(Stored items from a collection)
_ _ _
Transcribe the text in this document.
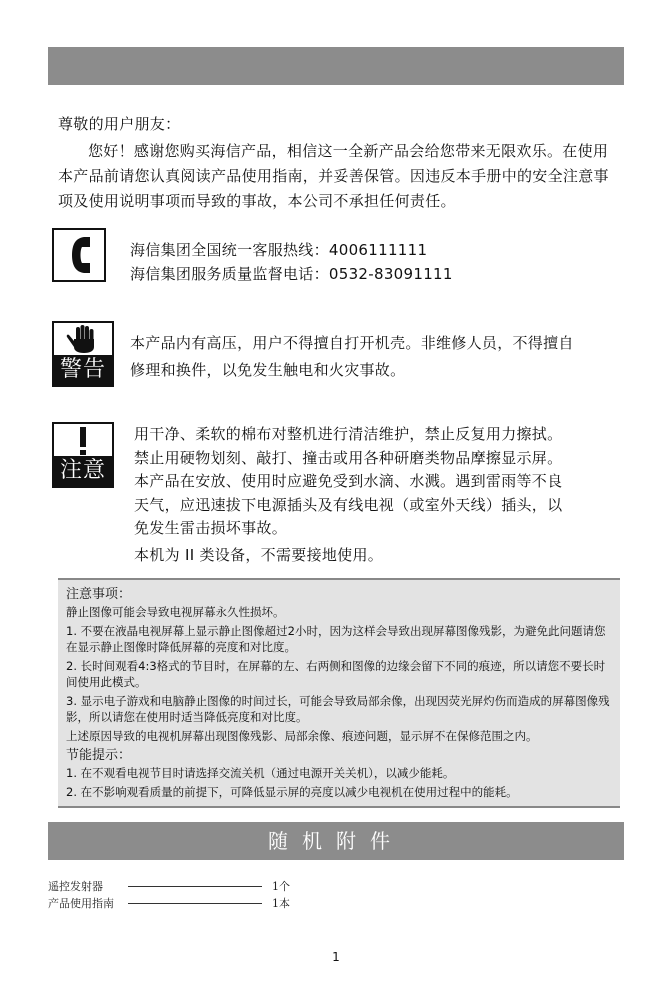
尊敬的用户朋友：

您好！感谢您购买海信产品，相信这一全新产品会给您带来无限欢乐。在使用本产品前请您认真阅读产品使用指南，并妥善保管。因违反本手册中的安全注意事项及使用说明事项而导致的事故，本公司不承担任何责任。

海信集团全国统一客服热线：4006111111

海信集团服务质量监督电话：0532-83091111

警告

本产品内有高压，用户不得擅自打开机壳。非维修人员，不得擅自

修理和换件，以免发生触电和火灾事故。

注意

用干净、柔软的棉布对整机进行清洁维护，禁止反复用力擦拭。

禁止用硬物划刻、敲打、撞击或用各种研磨类物品摩擦显示屏。

本产品在安放、使用时应避免受到水滴、水溅。遇到雷雨等不良

天气，应迅速拔下电源插头及有线电视（或室外天线）插头，以

免发生雷击损坏事故。

本机为 II 类设备，不需要接地使用。

注意事项：

静止图像可能会导致电视屏幕永久性损坏。

1. 不要在液晶电视屏幕上显示静止图像超过2小时，因为这样会导致出现屏幕图像残影，为避免此问题请您在显示静止图像时降低屏幕的亮度和对比度。

2. 长时间观看4:3格式的节目时，在屏幕的左、右两侧和图像的边缘会留下不同的痕迹，所以请您不要长时间使用此模式。

3. 显示电子游戏和电脑静止图像的时间过长，可能会导致局部余像，出现因荧光屏灼伤而造成的屏幕图像残影，所以请您在使用时适当降低亮度和对比度。

上述原因导致的电视机屏幕出现图像残影、局部余像、痕迹问题，显示屏不在保修范围之内。

节能提示：

1. 在不观看电视节目时请选择交流关机（通过电源开关关机），以减少能耗。

2. 在不影响观看质量的前提下，可降低显示屏的亮度以减少电视机在使用过程中的能耗。

随机附件
遥控发射器	1个
产品使用指南	1本
1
_ _ _
**GOAL**
Leave the pictures out and reproduce each record exactly as written.

**ANSWER TO THIS PROBLEM**
Transcribe the text in this document.
尊敬的用户朋友：

您好！感谢您购买海信产品，相信这一全新产品会给您带来无限欢乐。在使用本产品前请您认真阅读产品使用指南，并妥善保管。因违反本手册中的安全注意事项及使用说明事项而导致的事故，本公司不承担任何责任。

海信集团全国统一客服热线：4006111111

海信集团服务质量监督电话：0532-83091111

警告

本产品内有高压，用户不得擅自打开机壳。非维修人员，不得擅自

修理和换件，以免发生触电和火灾事故。

注意

用干净、柔软的棉布对整机进行清洁维护，禁止反复用力擦拭。

禁止用硬物划刻、敲打、撞击或用各种研磨类物品摩擦显示屏。

本产品在安放、使用时应避免受到水滴、水溅。遇到雷雨等不良

天气，应迅速拔下电源插头及有线电视（或室外天线）插头，以

免发生雷击损坏事故。

本机为 II 类设备，不需要接地使用。

注意事项：

静止图像可能会导致电视屏幕永久性损坏。

1. 不要在液晶电视屏幕上显示静止图像超过2小时，因为这样会导致出现屏幕图像残影，为避免此问题请您在显示静止图像时降低屏幕的亮度和对比度。

2. 长时间观看4:3格式的节目时，在屏幕的左、右两侧和图像的边缘会留下不同的痕迹，所以请您不要长时间使用此模式。

3. 显示电子游戏和电脑静止图像的时间过长，可能会导致局部余像，出现因荧光屏灼伤而造成的屏幕图像残影，所以请您在使用时适当降低亮度和对比度。

上述原因导致的电视机屏幕出现图像残影、局部余像、痕迹问题，显示屏不在保修范围之内。

节能提示：

1. 在不观看电视节目时请选择交流关机（通过电源开关关机），以减少能耗。

2. 在不影响观看质量的前提下，可降低显示屏的亮度以减少电视机在使用过程中的能耗。

随机附件
遥控发射器	1个
产品使用指南	1本
1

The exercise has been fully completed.